- _What the exercise asks_: Compute how many lines in the entries below contain "connection", and output nothing but the number.
* BEGIN Data to use *
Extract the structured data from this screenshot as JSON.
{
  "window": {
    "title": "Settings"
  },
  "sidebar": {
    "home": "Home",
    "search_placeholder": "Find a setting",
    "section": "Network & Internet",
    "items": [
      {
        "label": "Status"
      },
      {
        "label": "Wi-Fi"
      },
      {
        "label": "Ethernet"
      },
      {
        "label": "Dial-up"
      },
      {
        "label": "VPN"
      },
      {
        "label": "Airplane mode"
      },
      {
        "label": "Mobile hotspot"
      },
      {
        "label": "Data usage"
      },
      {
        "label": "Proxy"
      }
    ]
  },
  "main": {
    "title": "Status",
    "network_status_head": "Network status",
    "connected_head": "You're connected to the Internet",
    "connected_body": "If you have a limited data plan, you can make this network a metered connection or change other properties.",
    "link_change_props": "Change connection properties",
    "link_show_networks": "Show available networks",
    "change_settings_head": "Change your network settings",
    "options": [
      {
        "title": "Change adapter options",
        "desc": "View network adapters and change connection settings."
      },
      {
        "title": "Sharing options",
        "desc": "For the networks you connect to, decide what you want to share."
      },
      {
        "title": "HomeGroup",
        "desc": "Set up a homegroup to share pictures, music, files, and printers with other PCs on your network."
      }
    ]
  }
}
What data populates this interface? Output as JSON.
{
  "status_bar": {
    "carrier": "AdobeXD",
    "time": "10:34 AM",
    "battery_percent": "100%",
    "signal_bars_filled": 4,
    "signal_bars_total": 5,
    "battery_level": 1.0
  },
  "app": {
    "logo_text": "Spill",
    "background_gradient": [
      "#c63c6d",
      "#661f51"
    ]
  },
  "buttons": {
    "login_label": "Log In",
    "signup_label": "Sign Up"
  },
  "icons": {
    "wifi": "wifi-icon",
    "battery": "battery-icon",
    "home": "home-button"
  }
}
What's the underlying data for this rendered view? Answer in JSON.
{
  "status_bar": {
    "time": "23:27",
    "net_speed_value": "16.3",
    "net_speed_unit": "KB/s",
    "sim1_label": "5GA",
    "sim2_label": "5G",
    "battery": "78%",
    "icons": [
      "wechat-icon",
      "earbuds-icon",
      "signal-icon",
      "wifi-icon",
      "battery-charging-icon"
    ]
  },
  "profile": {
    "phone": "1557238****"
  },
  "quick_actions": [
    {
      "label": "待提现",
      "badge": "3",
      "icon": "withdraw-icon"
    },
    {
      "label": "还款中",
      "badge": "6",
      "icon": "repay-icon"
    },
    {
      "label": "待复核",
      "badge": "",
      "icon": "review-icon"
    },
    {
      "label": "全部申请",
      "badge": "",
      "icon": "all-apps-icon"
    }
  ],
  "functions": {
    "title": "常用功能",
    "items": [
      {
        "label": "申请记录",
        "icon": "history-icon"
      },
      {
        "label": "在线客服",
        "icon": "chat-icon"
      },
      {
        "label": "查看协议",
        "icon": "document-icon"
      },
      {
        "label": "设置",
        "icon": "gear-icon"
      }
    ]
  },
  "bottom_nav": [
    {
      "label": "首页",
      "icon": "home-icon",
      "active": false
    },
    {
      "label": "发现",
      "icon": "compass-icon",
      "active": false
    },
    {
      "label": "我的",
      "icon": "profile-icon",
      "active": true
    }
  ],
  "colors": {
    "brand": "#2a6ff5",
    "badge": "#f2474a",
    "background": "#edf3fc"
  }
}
* END Data to use *
- _Result of this task_: 3